Rows from a figure dataset →
========================

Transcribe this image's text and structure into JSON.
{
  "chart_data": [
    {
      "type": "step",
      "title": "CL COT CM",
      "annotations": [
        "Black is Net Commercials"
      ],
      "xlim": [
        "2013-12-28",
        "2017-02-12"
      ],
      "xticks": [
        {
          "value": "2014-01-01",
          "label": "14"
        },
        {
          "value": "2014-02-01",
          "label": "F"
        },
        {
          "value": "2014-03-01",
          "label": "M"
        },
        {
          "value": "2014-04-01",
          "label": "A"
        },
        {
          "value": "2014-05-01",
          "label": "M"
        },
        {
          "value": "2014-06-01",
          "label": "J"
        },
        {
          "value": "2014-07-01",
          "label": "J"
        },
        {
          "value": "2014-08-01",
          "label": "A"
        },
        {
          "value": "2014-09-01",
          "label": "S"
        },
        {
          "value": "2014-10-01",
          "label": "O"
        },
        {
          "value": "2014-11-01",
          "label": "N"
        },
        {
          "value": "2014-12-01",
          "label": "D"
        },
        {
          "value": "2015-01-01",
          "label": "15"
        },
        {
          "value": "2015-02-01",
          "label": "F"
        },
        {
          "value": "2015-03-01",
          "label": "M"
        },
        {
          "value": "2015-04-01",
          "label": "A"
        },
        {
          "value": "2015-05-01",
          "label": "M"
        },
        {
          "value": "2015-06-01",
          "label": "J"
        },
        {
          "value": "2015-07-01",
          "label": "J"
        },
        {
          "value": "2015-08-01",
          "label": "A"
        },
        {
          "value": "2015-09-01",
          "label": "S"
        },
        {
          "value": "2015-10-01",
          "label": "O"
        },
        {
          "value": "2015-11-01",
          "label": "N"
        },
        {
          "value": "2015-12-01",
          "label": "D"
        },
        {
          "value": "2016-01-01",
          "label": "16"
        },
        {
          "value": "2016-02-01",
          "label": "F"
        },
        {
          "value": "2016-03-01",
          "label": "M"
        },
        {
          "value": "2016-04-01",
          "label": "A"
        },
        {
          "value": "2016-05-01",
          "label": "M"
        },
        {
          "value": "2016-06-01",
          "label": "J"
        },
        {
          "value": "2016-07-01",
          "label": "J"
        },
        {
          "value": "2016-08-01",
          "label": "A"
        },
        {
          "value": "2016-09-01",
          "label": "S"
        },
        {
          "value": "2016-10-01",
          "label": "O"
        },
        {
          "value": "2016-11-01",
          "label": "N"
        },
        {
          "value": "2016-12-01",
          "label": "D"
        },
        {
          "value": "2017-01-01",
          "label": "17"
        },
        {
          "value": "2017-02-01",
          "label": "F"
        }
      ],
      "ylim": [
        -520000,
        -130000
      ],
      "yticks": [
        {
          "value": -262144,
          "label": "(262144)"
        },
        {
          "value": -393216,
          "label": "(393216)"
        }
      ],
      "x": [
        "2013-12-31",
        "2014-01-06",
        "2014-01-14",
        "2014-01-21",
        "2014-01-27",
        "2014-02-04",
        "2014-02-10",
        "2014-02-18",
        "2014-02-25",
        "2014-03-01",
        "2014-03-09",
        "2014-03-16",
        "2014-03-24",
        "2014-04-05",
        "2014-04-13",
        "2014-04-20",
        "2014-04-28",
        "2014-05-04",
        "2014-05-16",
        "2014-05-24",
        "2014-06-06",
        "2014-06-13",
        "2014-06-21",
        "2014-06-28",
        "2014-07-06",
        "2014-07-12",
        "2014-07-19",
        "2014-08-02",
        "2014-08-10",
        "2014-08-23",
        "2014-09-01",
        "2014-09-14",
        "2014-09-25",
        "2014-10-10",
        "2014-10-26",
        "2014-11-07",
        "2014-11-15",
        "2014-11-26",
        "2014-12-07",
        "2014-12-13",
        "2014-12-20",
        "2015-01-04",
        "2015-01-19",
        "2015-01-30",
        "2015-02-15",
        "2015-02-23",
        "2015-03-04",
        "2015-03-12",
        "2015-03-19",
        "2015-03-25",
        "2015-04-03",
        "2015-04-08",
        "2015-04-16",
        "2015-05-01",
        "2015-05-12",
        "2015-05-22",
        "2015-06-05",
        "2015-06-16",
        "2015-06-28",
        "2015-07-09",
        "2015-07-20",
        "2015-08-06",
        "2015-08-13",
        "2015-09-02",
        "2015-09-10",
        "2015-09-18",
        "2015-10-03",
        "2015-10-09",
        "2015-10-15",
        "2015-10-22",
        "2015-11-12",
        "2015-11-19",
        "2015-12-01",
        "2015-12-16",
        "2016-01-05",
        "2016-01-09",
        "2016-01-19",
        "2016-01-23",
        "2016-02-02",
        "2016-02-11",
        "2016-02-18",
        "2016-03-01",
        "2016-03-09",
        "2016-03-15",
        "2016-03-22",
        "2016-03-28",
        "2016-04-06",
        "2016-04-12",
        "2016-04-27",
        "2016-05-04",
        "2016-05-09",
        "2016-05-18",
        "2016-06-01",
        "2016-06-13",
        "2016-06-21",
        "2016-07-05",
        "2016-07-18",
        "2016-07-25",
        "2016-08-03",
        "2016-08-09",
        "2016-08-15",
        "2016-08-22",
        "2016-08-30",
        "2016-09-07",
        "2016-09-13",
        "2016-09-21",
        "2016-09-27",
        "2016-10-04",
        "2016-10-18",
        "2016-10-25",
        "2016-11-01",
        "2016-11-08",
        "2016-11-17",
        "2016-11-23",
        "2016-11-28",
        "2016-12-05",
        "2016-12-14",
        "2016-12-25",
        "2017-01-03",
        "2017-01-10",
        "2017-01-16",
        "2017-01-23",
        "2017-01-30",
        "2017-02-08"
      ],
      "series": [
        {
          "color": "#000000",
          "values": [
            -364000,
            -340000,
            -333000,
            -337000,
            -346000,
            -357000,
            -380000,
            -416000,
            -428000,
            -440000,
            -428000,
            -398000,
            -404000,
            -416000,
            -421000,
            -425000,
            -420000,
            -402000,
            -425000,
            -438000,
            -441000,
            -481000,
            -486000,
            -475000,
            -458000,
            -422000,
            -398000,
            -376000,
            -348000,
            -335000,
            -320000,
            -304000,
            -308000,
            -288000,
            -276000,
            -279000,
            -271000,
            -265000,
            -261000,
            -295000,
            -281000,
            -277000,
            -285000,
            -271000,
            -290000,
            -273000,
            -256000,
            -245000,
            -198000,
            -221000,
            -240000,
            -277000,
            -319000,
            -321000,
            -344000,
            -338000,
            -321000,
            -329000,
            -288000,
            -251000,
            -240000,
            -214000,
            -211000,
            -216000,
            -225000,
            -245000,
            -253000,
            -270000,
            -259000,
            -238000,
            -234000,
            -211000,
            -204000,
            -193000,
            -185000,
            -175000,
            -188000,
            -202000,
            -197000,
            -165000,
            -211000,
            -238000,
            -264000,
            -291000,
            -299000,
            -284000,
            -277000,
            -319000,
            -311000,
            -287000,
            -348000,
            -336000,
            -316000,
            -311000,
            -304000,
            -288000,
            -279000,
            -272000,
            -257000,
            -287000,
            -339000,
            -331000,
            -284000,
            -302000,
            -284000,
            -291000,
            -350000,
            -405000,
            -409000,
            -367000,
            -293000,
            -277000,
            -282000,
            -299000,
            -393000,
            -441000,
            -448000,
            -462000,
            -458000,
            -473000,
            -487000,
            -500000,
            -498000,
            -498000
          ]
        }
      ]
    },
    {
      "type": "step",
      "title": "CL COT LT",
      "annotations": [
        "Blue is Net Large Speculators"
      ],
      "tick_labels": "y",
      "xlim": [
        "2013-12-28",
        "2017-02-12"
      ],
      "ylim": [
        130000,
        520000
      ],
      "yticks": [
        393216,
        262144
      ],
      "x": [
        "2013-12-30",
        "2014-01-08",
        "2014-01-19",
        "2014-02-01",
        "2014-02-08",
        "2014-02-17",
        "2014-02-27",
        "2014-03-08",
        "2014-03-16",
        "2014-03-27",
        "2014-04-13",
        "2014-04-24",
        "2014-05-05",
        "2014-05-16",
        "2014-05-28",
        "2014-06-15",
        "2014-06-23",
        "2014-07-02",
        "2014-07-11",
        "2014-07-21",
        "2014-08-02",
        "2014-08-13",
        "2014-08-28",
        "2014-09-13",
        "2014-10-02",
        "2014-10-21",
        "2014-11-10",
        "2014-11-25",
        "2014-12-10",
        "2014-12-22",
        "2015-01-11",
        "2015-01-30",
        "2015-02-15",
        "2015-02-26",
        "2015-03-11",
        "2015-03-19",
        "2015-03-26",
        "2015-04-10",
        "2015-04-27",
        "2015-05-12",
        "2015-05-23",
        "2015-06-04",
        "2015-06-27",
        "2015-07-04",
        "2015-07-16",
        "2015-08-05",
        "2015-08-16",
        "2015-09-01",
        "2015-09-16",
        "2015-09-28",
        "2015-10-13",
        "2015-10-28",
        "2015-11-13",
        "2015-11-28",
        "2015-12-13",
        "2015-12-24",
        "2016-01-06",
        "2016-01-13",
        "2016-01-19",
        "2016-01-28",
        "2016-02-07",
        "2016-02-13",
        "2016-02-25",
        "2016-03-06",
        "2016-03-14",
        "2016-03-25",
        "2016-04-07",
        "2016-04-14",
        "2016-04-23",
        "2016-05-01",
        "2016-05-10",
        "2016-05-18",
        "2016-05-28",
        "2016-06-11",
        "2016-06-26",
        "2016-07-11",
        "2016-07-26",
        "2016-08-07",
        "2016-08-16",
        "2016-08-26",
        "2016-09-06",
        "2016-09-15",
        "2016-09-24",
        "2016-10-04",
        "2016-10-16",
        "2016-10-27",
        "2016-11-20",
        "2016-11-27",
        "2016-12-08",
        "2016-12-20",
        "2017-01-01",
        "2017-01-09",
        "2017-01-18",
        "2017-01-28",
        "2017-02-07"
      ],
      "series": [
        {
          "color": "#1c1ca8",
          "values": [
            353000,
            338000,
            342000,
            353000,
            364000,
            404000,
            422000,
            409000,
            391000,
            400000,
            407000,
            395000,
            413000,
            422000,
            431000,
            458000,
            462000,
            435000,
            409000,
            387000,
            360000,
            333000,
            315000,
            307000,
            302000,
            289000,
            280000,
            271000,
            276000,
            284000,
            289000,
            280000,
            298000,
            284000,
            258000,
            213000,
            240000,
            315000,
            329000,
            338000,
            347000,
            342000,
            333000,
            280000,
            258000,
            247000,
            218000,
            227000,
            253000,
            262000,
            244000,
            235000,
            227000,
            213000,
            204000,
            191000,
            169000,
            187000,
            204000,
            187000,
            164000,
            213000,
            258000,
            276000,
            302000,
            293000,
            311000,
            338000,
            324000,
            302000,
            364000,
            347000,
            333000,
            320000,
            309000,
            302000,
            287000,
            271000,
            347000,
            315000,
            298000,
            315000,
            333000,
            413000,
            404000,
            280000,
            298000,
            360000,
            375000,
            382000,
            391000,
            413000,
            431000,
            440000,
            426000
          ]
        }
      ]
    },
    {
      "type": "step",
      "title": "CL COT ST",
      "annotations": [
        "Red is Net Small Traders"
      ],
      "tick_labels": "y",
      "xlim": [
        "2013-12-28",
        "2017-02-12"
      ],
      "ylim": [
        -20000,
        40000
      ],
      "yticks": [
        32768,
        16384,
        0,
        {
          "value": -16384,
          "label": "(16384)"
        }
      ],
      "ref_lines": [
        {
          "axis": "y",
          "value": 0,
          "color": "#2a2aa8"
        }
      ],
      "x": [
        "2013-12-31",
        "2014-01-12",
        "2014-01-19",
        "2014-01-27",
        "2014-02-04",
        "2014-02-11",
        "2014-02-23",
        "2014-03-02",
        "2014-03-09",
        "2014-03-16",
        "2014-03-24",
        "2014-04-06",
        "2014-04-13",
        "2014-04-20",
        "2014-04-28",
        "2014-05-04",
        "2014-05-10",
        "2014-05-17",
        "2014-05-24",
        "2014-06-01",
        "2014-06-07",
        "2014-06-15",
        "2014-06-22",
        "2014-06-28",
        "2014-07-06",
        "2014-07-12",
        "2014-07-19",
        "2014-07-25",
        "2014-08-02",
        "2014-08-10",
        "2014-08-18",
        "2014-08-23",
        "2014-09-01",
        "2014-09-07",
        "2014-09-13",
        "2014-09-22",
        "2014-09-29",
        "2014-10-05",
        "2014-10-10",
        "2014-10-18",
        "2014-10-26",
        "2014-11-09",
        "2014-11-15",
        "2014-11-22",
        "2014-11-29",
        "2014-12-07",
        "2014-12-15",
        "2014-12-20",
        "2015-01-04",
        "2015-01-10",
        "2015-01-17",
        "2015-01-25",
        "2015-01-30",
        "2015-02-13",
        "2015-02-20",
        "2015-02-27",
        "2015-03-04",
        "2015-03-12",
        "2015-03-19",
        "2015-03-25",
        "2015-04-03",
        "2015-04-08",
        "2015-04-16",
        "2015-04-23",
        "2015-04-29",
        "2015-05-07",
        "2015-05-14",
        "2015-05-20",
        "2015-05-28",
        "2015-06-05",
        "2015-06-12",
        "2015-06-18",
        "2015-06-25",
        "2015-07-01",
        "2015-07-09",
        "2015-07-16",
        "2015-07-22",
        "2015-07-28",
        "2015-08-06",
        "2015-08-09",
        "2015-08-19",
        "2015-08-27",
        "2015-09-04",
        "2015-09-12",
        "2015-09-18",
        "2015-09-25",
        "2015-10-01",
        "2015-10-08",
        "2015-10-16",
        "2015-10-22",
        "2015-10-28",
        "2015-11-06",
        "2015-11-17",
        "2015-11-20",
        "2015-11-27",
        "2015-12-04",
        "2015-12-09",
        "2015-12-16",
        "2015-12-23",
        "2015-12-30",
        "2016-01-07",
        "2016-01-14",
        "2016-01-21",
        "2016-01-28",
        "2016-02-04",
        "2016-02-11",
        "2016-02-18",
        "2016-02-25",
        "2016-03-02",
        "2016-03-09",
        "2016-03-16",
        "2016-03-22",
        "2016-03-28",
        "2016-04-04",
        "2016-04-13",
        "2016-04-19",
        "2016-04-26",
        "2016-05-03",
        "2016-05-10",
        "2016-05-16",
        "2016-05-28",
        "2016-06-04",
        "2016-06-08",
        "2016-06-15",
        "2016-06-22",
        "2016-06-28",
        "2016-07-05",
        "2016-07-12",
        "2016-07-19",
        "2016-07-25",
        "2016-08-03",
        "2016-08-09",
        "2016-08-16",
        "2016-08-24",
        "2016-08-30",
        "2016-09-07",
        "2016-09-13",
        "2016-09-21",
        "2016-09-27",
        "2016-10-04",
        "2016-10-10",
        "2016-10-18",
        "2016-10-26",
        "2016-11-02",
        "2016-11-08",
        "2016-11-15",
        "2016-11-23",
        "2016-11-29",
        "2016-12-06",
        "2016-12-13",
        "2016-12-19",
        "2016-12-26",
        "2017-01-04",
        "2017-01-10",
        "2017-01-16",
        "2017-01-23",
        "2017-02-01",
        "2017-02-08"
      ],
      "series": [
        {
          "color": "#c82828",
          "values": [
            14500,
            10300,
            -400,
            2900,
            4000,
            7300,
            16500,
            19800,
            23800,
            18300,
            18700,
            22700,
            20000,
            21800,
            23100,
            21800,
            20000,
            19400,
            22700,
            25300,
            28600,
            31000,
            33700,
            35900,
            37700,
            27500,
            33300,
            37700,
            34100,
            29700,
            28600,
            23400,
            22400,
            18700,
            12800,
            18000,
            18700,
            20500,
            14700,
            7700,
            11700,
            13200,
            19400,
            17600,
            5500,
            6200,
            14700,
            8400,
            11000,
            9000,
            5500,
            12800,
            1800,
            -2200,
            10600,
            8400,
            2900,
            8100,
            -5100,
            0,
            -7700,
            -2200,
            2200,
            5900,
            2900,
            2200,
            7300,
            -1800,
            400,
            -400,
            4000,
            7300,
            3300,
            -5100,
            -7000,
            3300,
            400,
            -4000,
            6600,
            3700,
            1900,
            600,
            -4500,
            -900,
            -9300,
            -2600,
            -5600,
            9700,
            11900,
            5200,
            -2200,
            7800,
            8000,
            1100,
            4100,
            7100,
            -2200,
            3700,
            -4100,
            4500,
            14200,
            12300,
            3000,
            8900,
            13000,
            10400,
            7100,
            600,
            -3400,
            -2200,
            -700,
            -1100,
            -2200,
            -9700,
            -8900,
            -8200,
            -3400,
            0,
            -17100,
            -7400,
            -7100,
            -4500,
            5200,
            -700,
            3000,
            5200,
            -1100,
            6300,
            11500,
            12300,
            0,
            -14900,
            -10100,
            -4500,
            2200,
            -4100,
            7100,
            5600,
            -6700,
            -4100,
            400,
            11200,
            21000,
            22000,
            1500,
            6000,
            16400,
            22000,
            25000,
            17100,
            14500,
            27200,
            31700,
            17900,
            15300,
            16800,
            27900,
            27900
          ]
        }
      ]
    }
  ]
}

========================

Search the lines above for the string "title", then show every one that has it.

Answer to the exercise →
      "title": "CL COT CM",
      "title": "CL COT LT",
      "title": "CL COT ST",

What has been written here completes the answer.